| Written instruction |
Search the material below for the string "Versionen" and extract each line that has it.

==== Material supplied ====

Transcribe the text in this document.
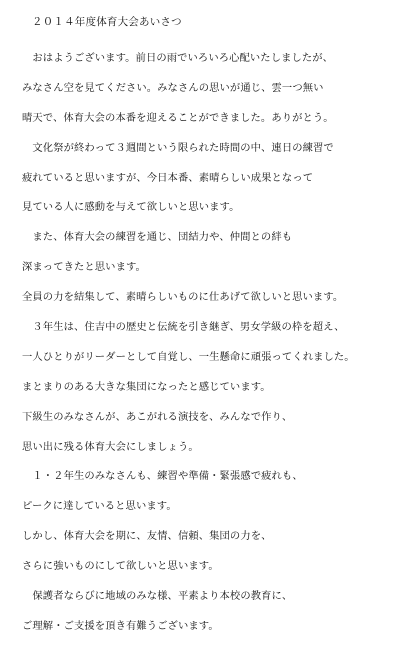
２０１４年度体育大会あいさつ
　おはようございます。前日の雨でいろいろ心配いたしましたが、
みなさん空を見てください。みなさんの思いが通じ、雲一つ無い
晴天で、体育大会の本番を迎えることができました。ありがとう。
　文化祭が終わって３週間という限られた時間の中、連日の練習で
疲れていると思いますが、今日本番、素晴らしい成果となって
見ている人に感動を与えて欲しいと思います。
　また、体育大会の練習を通じ、団結力や、仲間との絆も
深まってきたと思います。
全員の力を結集して、素晴らしいものに仕あげて欲しいと思います。
　３年生は、住吉中の歴史と伝統を引き継ぎ、男女学級の枠を超え、
一人ひとりがリーダーとして自覚し、一生懸命に頑張ってくれました。
まとまりのある大きな集団になったと感じています。
下級生のみなさんが、あこがれる演技を、みんなで作り、
思い出に残る体育大会にしましょう。
　１・２年生のみなさんも、練習や準備・緊張感で疲れも、
ピークに達していると思います。
しかし、体育大会を期に、友情、信頼、集団の力を、
さらに強いものにして欲しいと思います。
　保護者ならびに地域のみな様、平素より本校の教育に、
ご理解・ご支援を頂き有難うございます。
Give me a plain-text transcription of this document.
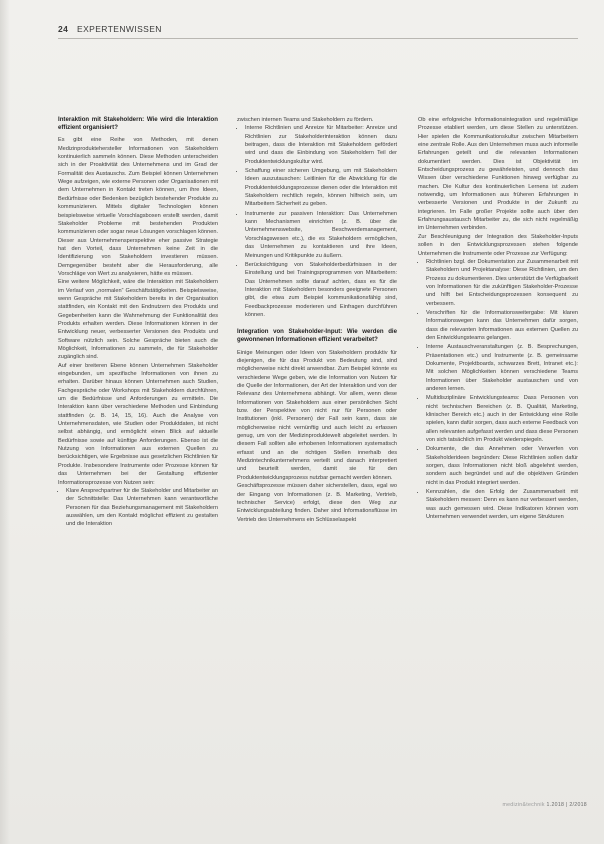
24 EXPERTENWISSEN

Interaktion mit Stakeholdern: Wie wird die Interaktion effizient organisiert?

Es gibt eine Reihe von Methoden, mit denen Medizinproduktehersteller Informationen von Stakeholdern kontinuierlich sammeln können. Diese Methoden unterscheiden sich in der Proaktivität des Unternehmens und im Grad der Formalität des Austauschs. Zum Beispiel können Unternehmen Wege aufzeigen, wie externe Personen oder Organisationen mit dem Unternehmen in Kontakt treten können, um ihre Ideen, Bedürfnisse oder Bedenken bezüglich bestehender Produkte zu kommunizieren. Mittels digitaler Technologien können beispielsweise virtuelle Vorschlagsboxen erstellt werden, damit Stakeholder Probleme mit bestehenden Produkten kommunizieren oder sogar neue Lösungen vorschlagen können. Dieser aus Unternehmensperspektive eher passive Strategie hat den Vorteil, dass Unternehmen keine Zeit in die Identifizierung von Stakeholdern investieren müssen. Demgegenüber besteht aber die Herausforderung, alle Vorschläge von Wert zu analysieren, hätte es müssen.

Eine weitere Möglichkeit, wäre die Interaktion mit Stakeholdern im Verlauf von „normalen“ Geschäftstätigkeiten. Beispielsweise, wenn Gespräche mit Stakeholdern bereits in der Organisation stattfinden, ein Kontakt mit den Endnutzern des Produkts und Gegebenheiten kann die Wahrnehmung der Funktionalität des Produkts erhalten werden. Diese Informationen können in der Entwicklung neuer, verbesserter Versionen des Produkts und Software nützlich sein. Solche Gespräche bieten auch die Möglichkeit, Informationen zu sammeln, die für Stakeholder zugänglich sind.

Auf einer breiteren Ebene können Unternehmen Stakeholder eingebunden, um spezifische Informationen von ihnen zu erhalten. Darüber hinaus können Unternehmen auch Studien, Fachgespräche oder Workshops mit Stakeholdern durchführen, um die Bedürfnisse und Anforderungen zu ermitteln. Die Interaktion kann über verschiedene Methoden und Einbindung stattfinden (z. B. 14, 15, 16). Auch die Analyse von Unternehmensdaten, wie Studien oder Produktdaten, ist nicht selbst abhängig, und ermöglicht einen Blick auf aktuelle Bedürfnisse sowie auf künftige Anforderungen. Ebenso ist die Nutzung von Informationen aus externen Quellen zu berücksichtigen, wie Ergebnisse aus gesetzlichen Richtlinien für Produkte. Insbesondere Instrumente oder Prozesse können für das Unternehmen bei der Gestaltung effizienter Informationsprozesse von Nutzen sein:

• Klare Ansprechpartner für die Stakeholder und Mitarbeiter an der Schnittstelle: Das Unternehmen kann verantwortliche Personen für das Beziehungsmanagement mit Stakeholdern auswählen, um den Kontakt möglichst effizient zu gestalten und die Interaktion

zwischen internen Teams und Stakeholdern zu fördern.

• Interne Richtlinien und Anreize für Mitarbeiter: Anreize und Richtlinien zur Stakeholderinteraktion können dazu beitragen, dass die Interaktion mit Stakeholdern gefördert wird und dass die Einbindung von Stakeholdern Teil der Produktentwicklungskultur wird.
• Schaffung einer sicheren Umgebung, um mit Stakeholdern Ideen auszutauschen: Leitlinien für die Abwicklung für die Produktentwicklungsprozesse dienen oder die Interaktion mit Stakeholdern rechtlich regeln, können hilfreich sein, um Mitarbeitern Sicherheit zu geben.
• Instrumente zur passiven Interaktion: Das Unternehmen kann Mechanismen einrichten (z. B. über die Unternehmenswebsite, Beschwerdemanagement, Vorschlagswesen etc.), die es Stakeholdern ermöglichen, das Unternehmen zu kontaktieren und ihre Ideen, Meinungen und Kritikpunkte zu äußern.
• Berücksichtigung von Stakeholderbedürfnissen in der Einstellung und bei Trainingsprogrammen von Mitarbeitern: Das Unternehmen sollte darauf achten, dass es für die Interaktion mit Stakeholdern besonders geeignete Personen gibt, die etwa zum Beispiel kommunikationsfähig sind, Feedbackprozesse moderieren und Einfragen durchführen können.

Integration von Stakeholder-Input: Wie werden die gewonnenen Informationen effizient verarbeitet?

Einige Meinungen oder Ideen von Stakeholdern produktiv für diejenigen, die für das Produkt von Bedeutung sind, sind möglicherweise nicht direkt anwendbar. Zum Beispiel könnte es verschiedene Wege geben, wie die Information von Nutzen für die Quelle der Informationen, der Art der Interaktion und von der Relevanz des Unternehmens abhängt. Vor allem, wenn diese Informationen von Stakeholdern aus einer persönlichen Sicht bzw. der Perspektive von nicht nur für Personen oder Institutionen (inkl. Personen) der Fall sein kann, dass sie möglicherweise nicht vernünftig und auch leicht zu erfassen genug, um von der Medizinproduktewelt abgeleitet werden. In diesem Fall sollten alle erhobenen Informationen systematisch erfasst und an die richtigen Stellen innerhalb des Medizintechnikunternehmens verteilt und danach interpretiert und beurteilt werden, damit sie für den Produktentwicklungsprozess nutzbar gemacht werden können.

Geschäftsprozesse müssen daher sicherstellen, dass, egal wo der Eingang von Informationen (z. B. Marketing, Vertrieb, technischer Service) erfolgt, diese den Weg zur Entwicklungsabteilung finden. Daher sind Informationsflüsse im Vertrieb des Unternehmens ein Schlüsselaspekt

Ob eine erfolgreiche Informationsintegration und regelmäßige Prozesse etabliert werden, um diese Stellen zu unterstützen. Hier spielen die Kommunikationskultur zwischen Mitarbeitern eine zentrale Rolle. Aus den Unternehmen muss auch informelle Erfahrungen geteilt und die relevanten Informationen dokumentiert werden. Dies ist Objektivität im Entscheidungsprozess zu gewährleisten, und dennoch das Wissen über verschiedene Funktionen hinweg verfügbar zu machen. Die Kultur des kontinuierlichen Lernens ist zudem notwendig, um Informationen aus früheren Erfahrungen in verbesserte Versionen und Produkte in der Zukunft zu integrieren. Im Falle großer Projekte sollte auch über den Erfahrungsaustausch Mitarbeiter zu, die sich nicht regelmäßig im Unternehmen verbinden.

Zur Beschleunigung der Integration des Stakeholder-Inputs sollen in den Entwicklungsprozessen stehen folgende Unternehmen die Instrumente oder Prozesse zur Verfügung:

• Richtlinien bzgl. der Dokumentation zur Zusammenarbeit mit Stakeholdern und Projektanalyse: Diese Richtlinien, um den Prozess zu dokumentieren. Dies unterstützt die Verfügbarkeit von Informationen für die zukünftigen Stakeholder-Prozesse und hilft bei Entscheidungsprozessen konsequent zu verbessern.
• Verschriften für die Informationsweitergabe: Mit klaren Informationswegen kann das Unternehmen dafür sorgen, dass die relevanten Informationen aus externen Quellen zu den Entwicklungsteams gelangen.
• Interne Austauschveranstaltungen (z. B. Besprechungen, Präsentationen etc.) und Instrumente (z. B. gemeinsame Dokumente, Projektboards, schwarzes Brett, Intranet etc.): Mit solchen Möglichkeiten können verschiedene Teams Informationen über Stakeholder austauschen und von anderen lernen.
• Multidisziplinäre Entwicklungsteams: Dass Personen von nicht technischen Bereichen (z. B. Qualität, Marketing, klinischer Bereich etc.) auch in der Entwicklung eine Rolle spielen, kann dafür sorgen, dass auch externe Feedback von allen relevanten aufgefasst werden und dass diese Personen von sich tatsächlich im Produkt wiederspiegeln.
• Dokumente, die das Annehmen oder Verwerfen von Stakeholderideen begründen: Diese Richtlinien sollen dafür sorgen, dass Informationen nicht bloß abgelehnt werden, sondern auch begründet und auf die objektiven Gründen nicht in das Produkt integriert werden.
• Kennzahlen, die den Erfolg der Zusammenarbeit mit Stakeholdern messen: Denn es kann nur verbessert werden, was auch gemessen wird. Diese Indikatoren können vom Unternehmen verwendet werden, um eigene Strukturen
medizin&technik 1.2018 | 2/2018
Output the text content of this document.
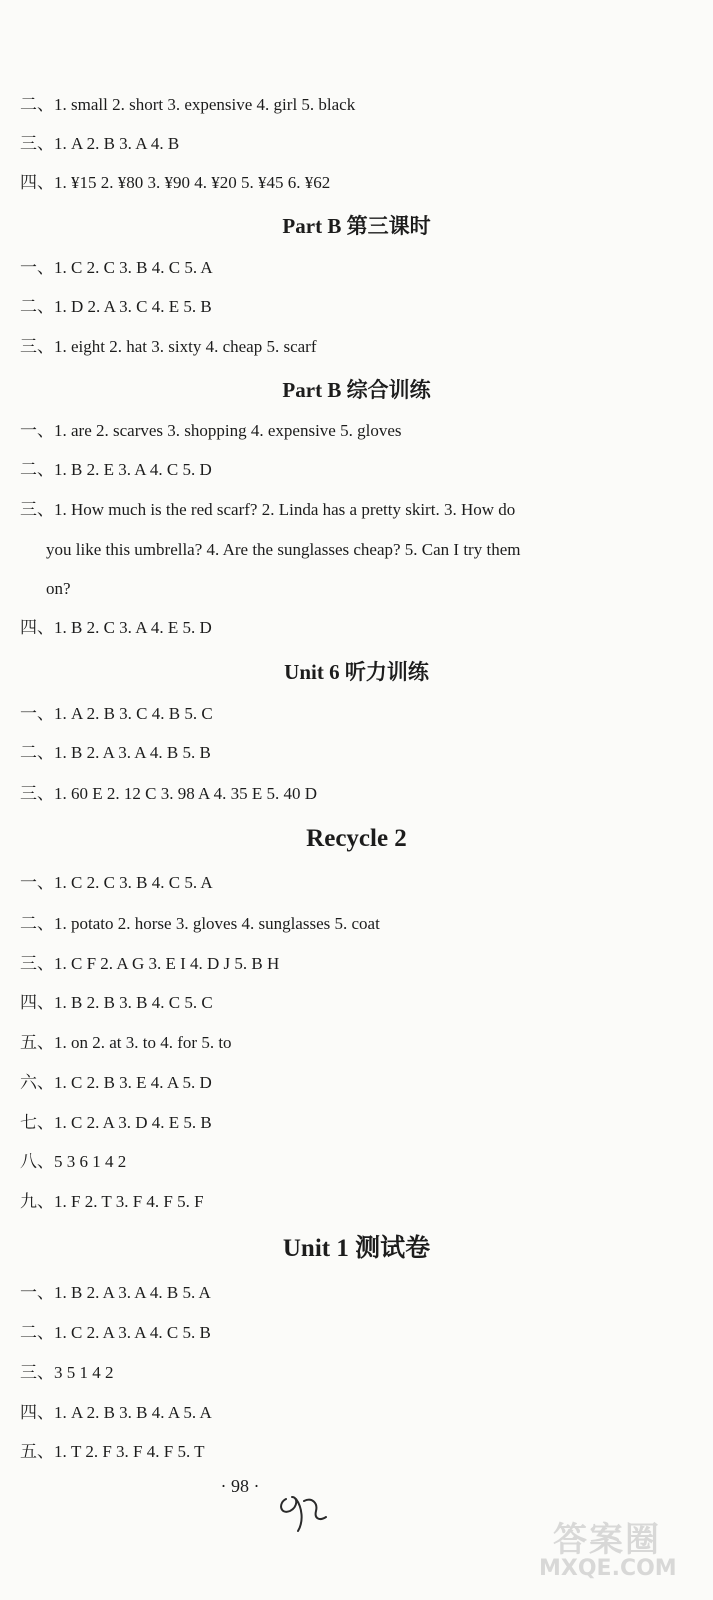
二、1. small 2. short 3. expensive 4. girl 5. black
三、1. A 2. B 3. A 4. B
四、1. ¥15 2. ¥80 3. ¥90 4. ¥20 5. ¥45 6. ¥62
Part B 第三课时
一、1. C 2. C 3. B 4. C 5. A
二、1. D 2. A 3. C 4. E 5. B
三、1. eight 2. hat 3. sixty 4. cheap 5. scarf
Part B 综合训练
一、1. are 2. scarves 3. shopping 4. expensive 5. gloves
二、1. B 2. E 3. A 4. C 5. D
三、1. How much is the red scarf? 2. Linda has a pretty skirt. 3. How do
you like this umbrella? 4. Are the sunglasses cheap? 5. Can I try them
on?
四、1. B 2. C 3. A 4. E 5. D
Unit 6 听力训练
一、1. A 2. B 3. C 4. B 5. C
二、1. B 2. A 3. A 4. B 5. B
三、1. 60 E 2. 12 C 3. 98 A 4. 35 E 5. 40 D
Recycle 2
一、1. C 2. C 3. B 4. C 5. A
二、1. potato 2. horse 3. gloves 4. sunglasses 5. coat
三、1. C F 2. A G 3. E I 4. D J 5. B H
四、1. B 2. B 3. B 4. C 5. C
五、1. on 2. at 3. to 4. for 5. to
六、1. C 2. B 3. E 4. A 5. D
七、1. C 2. A 3. D 4. E 5. B
八、5 3 6 1 4 2
九、1. F 2. T 3. F 4. F 5. F
Unit 1 测试卷
一、1. B 2. A 3. A 4. B 5. A
二、1. C 2. A 3. A 4. C 5. B
三、3 5 1 4 2
四、1. A 2. B 3. B 4. A 5. A
五、1. T 2. F 3. F 4. F 5. T
· 98 ·
答案圈
MXQE.COM
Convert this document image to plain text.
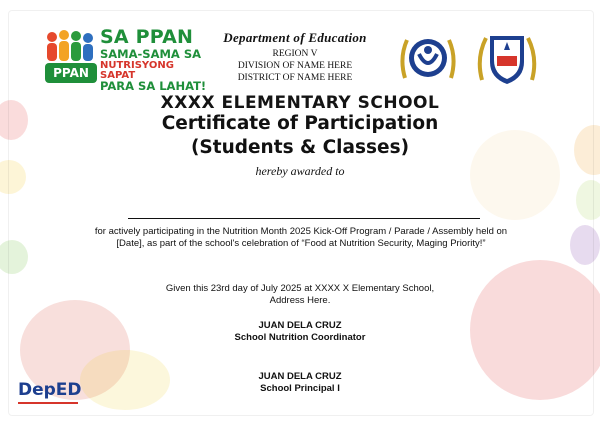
PPAN
SA PPAN
SAMA-SAMA SA
NUTRISYONG SAPAT
PARA SA LAHAT!
Department of Education
REGION V
DIVISION OF NAME HERE
DISTRICT OF NAME HERE
XXXX ELEMENTARY SCHOOL
Certificate of Participation
(Students & Classes)
hereby awarded to
for actively participating in the Nutrition Month 2025 Kick-Off Program / Parade / Assembly held on [Date], as part of the school's celebration of “Food at Nutrition Security, Maging Priority!”
Given this 23rd day of July 2025 at XXXX X Elementary School,
Address Here.
JUAN DELA CRUZ
School Nutrition Coordinator
JUAN DELA CRUZ
School Principal I
DepED
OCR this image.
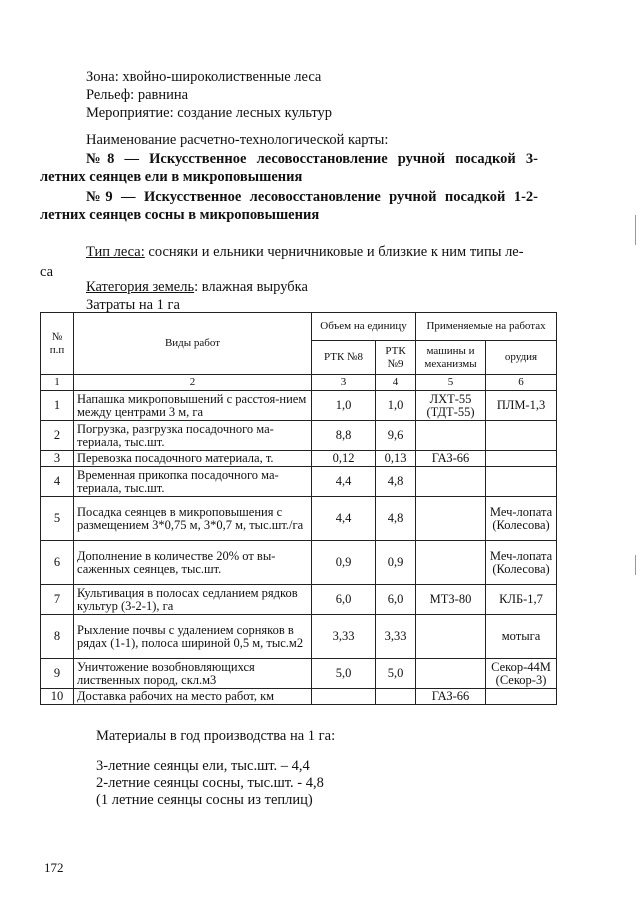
Зона: хвойно-широколиственные леса
Рельеф: равнина
Мероприятие: создание лесных культур
Наименование расчетно-технологической карты:
№8 — Искусственное лесовосстановление ручной посадкой 3-
летних сеянцев ели в микроповышения
№9 — Искусственное лесовосстановление ручной посадкой 1-2-
летних сеянцев сосны в микроповышения
Тип леса: сосняки и ельники черничниковые и близкие к ним типы ле-
са
Категория земель: влажная вырубка
Затраты на 1 га
№ п.п	Виды работ	Объем на единицу		Применяемые на работах	
		РТК №8	РТК №9	машины и механизмы	орудия
1	2	3	4	5	6
1	Напашка микроповышений с расстоя-нием между центрами 3 м, га	1,0	1,0	ЛХТ-55 (ТДТ-55)	ПЛМ-1,3
2	Погрузка, разгрузка посадочного ма-териала, тыс.шт.	8,8	9,6		
3	Перевозка посадочного материала, т.	0,12	0,13	ГАЗ-66	
4	Временная прикопка посадочного ма-териала, тыс.шт.	4,4	4,8		
5	Посадка сеянцев в микроповышения с размещением 3*0,75 м, 3*0,7 м, тыс.шт./га	4,4	4,8		Меч-лопата (Колесова)
6	Дополнение в количестве 20% от вы-саженных сеянцев, тыс.шт.	0,9	0,9		Меч-лопата (Колесова)
7	Культивация в полосах седланием рядков культур (3-2-1), га	6,0	6,0	МТЗ-80	КЛБ-1,7
8	Рыхление почвы с удалением сорняков в рядах (1-1), полоса шириной 0,5 м, тыс.м2	3,33	3,33		мотыга
9	Уничтожение возобновляющихся лиственных пород, скл.м3	5,0	5,0		Секор-44М (Секор-3)
10	Доставка рабочих на место работ, км			ГАЗ-66	
Материалы в год производства на 1 га:
3-летние сеянцы ели, тыс.шт. – 4,4
2-летние сеянцы сосны, тыс.шт. - 4,8
(1 летние сеянцы сосны из теплиц)
172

====

| Result below |
Eine weitere Möglichkeit, wäre die Interaktion mit Stakeholdern im Verlauf von „normalen“ Geschäftstätigkeiten. Beispielsweise, wenn Gespräche mit Stakeholdern bereits in der Organisation stattfinden, ein Kontakt mit den Endnutzern des Produkts und Gegebenheiten kann die Wahrnehmung der Funktionalität des Produkts erhalten werden. Diese Informationen können in der Entwicklung neuer, verbesserter Versionen des Produkts und Software nützlich sein. Solche Gespräche bieten auch die Möglichkeit, Informationen zu sammeln, die für Stakeholder zugänglich sind.
Ob eine erfolgreiche Informationsintegration und regelmäßige Prozesse etabliert werden, um diese Stellen zu unterstützen. Hier spielen die Kommunikationskultur zwischen Mitarbeitern eine zentrale Rolle. Aus den Unternehmen muss auch informelle Erfahrungen geteilt und die relevanten Informationen dokumentiert werden. Dies ist Objektivität im Entscheidungsprozess zu gewährleisten, und dennoch das Wissen über verschiedene Funktionen hinweg verfügbar zu machen. Die Kultur des kontinuierlichen Lernens ist zudem notwendig, um Informationen aus früheren Erfahrungen in verbesserte Versionen und Produkte in der Zukunft zu integrieren. Im Falle großer Projekte sollte auch über den Erfahrungsaustausch Mitarbeiter zu, die sich nicht regelmäßig im Unternehmen verbinden.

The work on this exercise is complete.